Document excerpt:
__________
Budnyk was about midway through his iconic coaching career when I arrived in 1981. And although I spent just one year covering high school sports that was enough to develop a relationship, both as a reporter and friend, with one of the most legendary coaches in the state of Florida that lasted for more than four decades.

Budnyk died Friday, July 17, having impacted more athletes and students than perhaps any other in our county’s history. He was 92.

“Not only is he obviously a great coach, but a role model and how much he inspired kids,” said Cardinal Newman football coach Jack Daniels. “He shaped so many people’s lives.

“Just a sad loss.”

Sam Budnyk impacted thousands of young people as a coach, educator

To call Sam Budnyk a football coach would be a disservice. He had a profound impact on thousands of boys and girls. Men and women. Athletes and students who came through Cardinal Newman since 1961, and St. Ann Catholic School before that.

Yes, Budynk was extraordinary at the job that highlights his athletic resume; winning 278 games and sending more than 150 players to NCAA Division I programs on scholarship, including four who reached the National Football League, in 46 years as football coach at Cardinal Newman. But he was as successful coaching young men and women in softball, track and field, basketball and golf. Budnyk was on the sideline for well more than 1,000 games in his career,  winning 954. Few resumes in the country can compete with Budynk’s.

The football and softball fields at Cardinal Newman are dedicated in Budnyk’s honor.

But beyond that, Budnyk was a devout Catholic. A husband, father, grandfather and great grandfather. An educator, a mentor and a leader.

This written about Budnyk on the Cardinal Newman Facebook page:

“Coach Budnyk dedicated his life to shaping generations of Crusaders, not only as an extraordinary coach but as a mentor, teacher, and friend. His impact on our school, our students, and our community will never be forgotten.”

Budnyk coached with the compassion of a parent and the discipline of an ex-Marine, which he was.

He was tough and demanding. He was soft and caring. He didn’t judge his players or his students.

“He wasn’t a guy that you go knock on his door and just shoot the (breeze) with,” said John Carney, a kicker and punter for Budnyk at Newman before graduating from Notre Dame and spending 23 seasons in the NFL.

“He held this aura around him that if you’re going to speak with him, it better be something important. You better have your thoughts together, you don’t want to waste his time talking small talk. And he’s going to give you a great answer that’s going to be wrapped with experience and wisdom.

“You took away from that program lessons in commitment, perseverance, teamwork, toughness, grit. Coach Budnyk was a great mentor and leader.”

Carney, 62, mentors and coaches kickers at a year-round program in Carlsbad, California. But his career may have taken a much different turn if not for the persistence of Budnyk, who was doing what he did best … looking out for one of his own.

Gerry Faust was recruiting Newman running back Alonzo Jefferson and stopped by the West Palm Beach school when Budnyk “kept elbowing” the Notre Dame coach to remind him he had a kicker/punter who could help his program.
__________
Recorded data

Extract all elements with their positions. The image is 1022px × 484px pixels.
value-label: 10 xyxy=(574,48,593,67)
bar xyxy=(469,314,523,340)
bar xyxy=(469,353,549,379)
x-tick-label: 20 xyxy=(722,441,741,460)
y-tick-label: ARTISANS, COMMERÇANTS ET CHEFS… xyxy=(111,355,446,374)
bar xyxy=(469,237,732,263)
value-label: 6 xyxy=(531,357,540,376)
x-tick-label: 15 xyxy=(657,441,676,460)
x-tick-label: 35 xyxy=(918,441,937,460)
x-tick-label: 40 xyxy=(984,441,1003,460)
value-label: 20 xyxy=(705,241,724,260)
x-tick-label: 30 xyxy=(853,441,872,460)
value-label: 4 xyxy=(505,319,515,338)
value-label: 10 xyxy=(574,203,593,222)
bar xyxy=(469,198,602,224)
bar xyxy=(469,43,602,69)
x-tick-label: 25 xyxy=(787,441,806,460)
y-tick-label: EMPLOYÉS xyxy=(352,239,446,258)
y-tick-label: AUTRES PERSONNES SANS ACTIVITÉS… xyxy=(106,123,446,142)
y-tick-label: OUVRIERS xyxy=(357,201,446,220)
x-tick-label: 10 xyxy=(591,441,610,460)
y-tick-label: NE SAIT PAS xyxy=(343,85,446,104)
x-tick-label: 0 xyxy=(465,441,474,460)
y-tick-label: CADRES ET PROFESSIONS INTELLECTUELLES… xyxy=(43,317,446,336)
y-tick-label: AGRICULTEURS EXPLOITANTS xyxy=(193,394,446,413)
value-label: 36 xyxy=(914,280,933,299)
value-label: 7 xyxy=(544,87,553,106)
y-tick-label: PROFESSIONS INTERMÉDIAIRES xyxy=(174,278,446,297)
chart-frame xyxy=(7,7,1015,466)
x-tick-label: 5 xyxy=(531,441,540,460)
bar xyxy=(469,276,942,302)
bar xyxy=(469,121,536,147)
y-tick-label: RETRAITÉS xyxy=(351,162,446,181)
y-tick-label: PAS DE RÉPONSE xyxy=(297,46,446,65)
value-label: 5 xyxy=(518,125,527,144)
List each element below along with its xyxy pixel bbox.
__________
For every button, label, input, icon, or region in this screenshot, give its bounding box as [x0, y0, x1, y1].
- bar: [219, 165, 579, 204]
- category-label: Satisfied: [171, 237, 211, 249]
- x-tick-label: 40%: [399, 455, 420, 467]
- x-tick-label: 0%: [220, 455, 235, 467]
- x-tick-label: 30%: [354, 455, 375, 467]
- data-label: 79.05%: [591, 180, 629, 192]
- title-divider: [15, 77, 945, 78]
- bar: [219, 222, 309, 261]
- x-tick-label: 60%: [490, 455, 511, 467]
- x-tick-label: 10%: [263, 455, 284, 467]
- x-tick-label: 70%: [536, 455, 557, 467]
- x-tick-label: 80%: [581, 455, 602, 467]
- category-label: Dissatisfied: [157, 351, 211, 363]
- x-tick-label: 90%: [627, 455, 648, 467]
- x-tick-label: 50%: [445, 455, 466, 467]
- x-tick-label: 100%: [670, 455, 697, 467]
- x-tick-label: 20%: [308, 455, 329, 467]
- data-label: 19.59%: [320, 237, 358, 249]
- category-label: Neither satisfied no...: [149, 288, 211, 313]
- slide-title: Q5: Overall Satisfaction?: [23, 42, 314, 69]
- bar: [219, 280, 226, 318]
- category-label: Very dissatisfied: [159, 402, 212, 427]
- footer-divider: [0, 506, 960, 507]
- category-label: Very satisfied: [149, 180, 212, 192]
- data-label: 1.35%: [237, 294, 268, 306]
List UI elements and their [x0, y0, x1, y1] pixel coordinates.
__________
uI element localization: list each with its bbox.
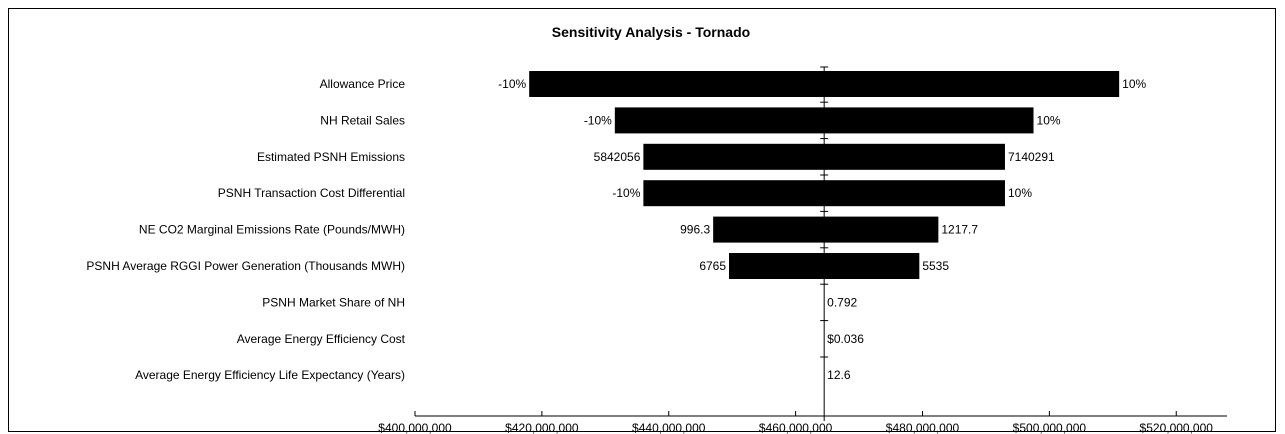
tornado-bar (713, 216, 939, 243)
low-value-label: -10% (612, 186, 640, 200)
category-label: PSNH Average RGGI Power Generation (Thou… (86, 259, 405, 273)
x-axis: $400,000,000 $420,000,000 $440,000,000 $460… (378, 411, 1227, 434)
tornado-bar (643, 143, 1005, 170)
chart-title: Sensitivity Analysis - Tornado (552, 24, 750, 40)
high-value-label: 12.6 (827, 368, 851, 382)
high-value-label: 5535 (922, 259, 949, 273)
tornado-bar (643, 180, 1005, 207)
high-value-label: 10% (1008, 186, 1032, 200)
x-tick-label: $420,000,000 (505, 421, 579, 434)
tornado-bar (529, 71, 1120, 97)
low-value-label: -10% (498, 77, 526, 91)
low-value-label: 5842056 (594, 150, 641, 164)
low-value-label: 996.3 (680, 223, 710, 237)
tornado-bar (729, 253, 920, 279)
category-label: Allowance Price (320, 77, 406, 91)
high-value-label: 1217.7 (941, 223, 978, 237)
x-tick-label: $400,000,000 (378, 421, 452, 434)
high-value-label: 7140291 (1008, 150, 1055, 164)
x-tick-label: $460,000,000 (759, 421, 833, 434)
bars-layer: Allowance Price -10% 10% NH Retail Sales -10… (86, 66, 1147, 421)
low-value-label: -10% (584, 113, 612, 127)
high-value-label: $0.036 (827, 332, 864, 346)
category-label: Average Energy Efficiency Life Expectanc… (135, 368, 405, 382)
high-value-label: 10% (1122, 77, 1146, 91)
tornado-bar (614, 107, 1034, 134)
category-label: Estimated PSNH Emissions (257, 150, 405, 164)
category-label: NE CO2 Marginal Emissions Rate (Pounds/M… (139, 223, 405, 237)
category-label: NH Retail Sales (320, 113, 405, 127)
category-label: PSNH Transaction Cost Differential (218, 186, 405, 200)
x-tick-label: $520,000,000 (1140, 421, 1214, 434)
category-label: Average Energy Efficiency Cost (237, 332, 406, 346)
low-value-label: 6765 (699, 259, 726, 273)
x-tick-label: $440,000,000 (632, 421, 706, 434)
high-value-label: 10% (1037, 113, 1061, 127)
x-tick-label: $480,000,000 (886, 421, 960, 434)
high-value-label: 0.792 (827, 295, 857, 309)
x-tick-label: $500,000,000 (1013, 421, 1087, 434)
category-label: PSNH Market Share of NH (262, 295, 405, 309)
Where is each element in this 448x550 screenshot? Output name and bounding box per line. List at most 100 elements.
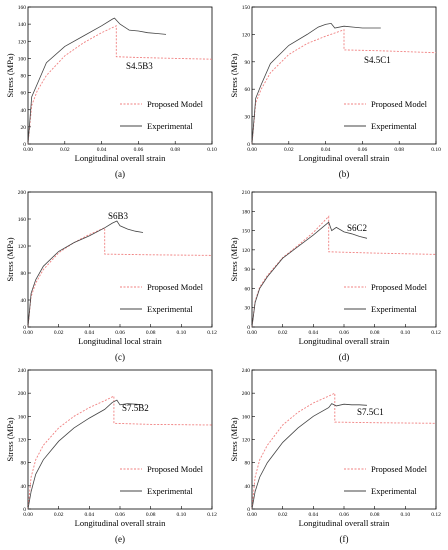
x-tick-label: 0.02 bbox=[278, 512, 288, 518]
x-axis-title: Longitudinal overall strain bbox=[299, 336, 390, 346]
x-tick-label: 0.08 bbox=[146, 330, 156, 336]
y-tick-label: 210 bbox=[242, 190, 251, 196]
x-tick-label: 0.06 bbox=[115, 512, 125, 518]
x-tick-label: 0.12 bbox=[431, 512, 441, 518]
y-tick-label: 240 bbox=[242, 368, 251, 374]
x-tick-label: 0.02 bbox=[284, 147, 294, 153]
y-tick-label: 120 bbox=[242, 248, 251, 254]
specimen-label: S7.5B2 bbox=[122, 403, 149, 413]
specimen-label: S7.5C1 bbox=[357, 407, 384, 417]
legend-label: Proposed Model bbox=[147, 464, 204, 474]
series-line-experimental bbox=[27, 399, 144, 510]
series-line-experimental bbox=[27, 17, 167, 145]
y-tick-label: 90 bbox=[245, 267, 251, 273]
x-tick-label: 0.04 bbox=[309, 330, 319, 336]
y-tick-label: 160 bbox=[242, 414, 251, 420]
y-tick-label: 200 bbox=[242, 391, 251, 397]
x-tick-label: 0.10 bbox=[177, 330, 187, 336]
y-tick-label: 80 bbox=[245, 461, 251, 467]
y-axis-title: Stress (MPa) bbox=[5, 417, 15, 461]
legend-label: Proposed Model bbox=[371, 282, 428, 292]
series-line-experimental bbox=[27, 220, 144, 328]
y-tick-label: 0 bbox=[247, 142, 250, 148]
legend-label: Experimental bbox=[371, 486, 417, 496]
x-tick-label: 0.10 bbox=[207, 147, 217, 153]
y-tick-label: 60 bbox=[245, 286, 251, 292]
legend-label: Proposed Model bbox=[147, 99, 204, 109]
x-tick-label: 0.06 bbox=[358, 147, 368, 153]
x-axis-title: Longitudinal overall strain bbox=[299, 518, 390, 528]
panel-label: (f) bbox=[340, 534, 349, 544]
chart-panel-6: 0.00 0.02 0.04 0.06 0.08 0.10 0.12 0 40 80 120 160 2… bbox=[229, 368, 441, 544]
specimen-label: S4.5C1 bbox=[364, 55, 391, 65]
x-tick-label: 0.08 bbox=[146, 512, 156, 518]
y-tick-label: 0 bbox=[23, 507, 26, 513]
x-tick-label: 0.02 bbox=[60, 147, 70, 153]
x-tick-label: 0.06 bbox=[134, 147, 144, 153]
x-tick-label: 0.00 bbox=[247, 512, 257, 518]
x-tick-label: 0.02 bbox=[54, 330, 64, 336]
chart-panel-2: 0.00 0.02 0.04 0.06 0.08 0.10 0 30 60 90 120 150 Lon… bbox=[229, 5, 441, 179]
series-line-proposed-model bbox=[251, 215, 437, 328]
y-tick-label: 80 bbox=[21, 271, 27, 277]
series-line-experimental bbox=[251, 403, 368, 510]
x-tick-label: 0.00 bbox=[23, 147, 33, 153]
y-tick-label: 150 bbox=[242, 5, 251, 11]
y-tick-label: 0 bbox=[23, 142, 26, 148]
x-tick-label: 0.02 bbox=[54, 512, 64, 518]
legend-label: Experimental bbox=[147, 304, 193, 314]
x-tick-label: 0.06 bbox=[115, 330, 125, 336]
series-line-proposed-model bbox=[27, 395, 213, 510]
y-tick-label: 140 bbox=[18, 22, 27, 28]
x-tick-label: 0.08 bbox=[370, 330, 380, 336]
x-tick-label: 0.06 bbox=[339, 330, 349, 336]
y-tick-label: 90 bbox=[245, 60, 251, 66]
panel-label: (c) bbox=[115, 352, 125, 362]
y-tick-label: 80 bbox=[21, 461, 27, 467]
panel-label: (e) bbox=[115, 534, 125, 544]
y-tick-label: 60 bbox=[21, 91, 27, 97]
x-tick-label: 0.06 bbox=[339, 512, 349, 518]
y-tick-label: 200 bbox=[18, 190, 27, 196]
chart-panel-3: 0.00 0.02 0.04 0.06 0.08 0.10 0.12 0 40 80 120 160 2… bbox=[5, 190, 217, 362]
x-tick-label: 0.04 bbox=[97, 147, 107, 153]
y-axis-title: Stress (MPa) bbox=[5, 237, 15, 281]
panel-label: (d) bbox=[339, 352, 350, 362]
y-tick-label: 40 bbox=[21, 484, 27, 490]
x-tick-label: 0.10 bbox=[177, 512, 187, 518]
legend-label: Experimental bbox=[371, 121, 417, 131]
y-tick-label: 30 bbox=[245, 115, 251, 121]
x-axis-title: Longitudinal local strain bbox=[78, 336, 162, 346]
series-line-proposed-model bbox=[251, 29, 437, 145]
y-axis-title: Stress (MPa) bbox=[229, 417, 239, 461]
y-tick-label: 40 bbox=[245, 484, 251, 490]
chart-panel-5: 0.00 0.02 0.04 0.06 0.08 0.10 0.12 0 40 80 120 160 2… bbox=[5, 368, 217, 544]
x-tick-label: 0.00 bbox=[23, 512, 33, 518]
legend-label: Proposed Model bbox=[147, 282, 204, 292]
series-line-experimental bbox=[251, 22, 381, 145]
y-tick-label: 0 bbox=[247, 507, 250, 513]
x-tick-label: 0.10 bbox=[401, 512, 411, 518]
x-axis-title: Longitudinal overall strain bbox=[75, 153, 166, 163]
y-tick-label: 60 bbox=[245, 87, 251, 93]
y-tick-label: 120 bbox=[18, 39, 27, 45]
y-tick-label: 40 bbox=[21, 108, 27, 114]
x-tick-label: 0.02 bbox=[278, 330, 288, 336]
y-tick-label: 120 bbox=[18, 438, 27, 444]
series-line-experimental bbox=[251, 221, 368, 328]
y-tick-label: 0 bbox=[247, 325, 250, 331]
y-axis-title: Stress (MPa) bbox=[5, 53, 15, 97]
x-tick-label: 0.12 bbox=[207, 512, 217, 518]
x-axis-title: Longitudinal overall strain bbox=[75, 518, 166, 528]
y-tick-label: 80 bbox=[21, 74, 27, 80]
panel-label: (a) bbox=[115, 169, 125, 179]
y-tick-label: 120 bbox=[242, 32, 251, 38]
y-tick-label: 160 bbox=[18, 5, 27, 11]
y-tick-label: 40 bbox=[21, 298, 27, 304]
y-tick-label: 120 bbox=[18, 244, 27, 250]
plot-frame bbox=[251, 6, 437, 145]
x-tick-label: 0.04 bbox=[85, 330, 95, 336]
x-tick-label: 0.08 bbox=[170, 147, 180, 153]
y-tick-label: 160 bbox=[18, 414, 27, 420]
__________
Problems to work on:
1. Answer these questions from the article about Sam Budnyk:
(a) How old was Budnyk when he died?
(b) How many games did he win as football coach at Cardinal Newman?
(c) How many seasons did John Carney spend in the NFL?
2. Quote the article about Sam Budnyk word for word, starting at "To call Sam" and ending at "compete with Budynk’s.".

Results:
1.
(a) 92
(b) 278
(c) 23

2.
To call Sam Budnyk a football coach would be a disservice. He had a profound impact on thousands of boys and girls. Men and women. Athletes and students who came through Cardinal Newman since 1961, and St. Ann Catholic School before that.

Yes, Budynk was extraordinary at the job that highlights his athletic resume; winning 278 games and sending more than 150 players to NCAA Division I programs on scholarship, including four who reached the National Football League, in 46 years as football coach at Cardinal Newman. But he was as successful coaching young men and women in softball, track and field, basketball and golf. Budnyk was on the sideline for well more than 1,000 games in his career,  winning 954. Few resumes in the country can compete with Budynk’s.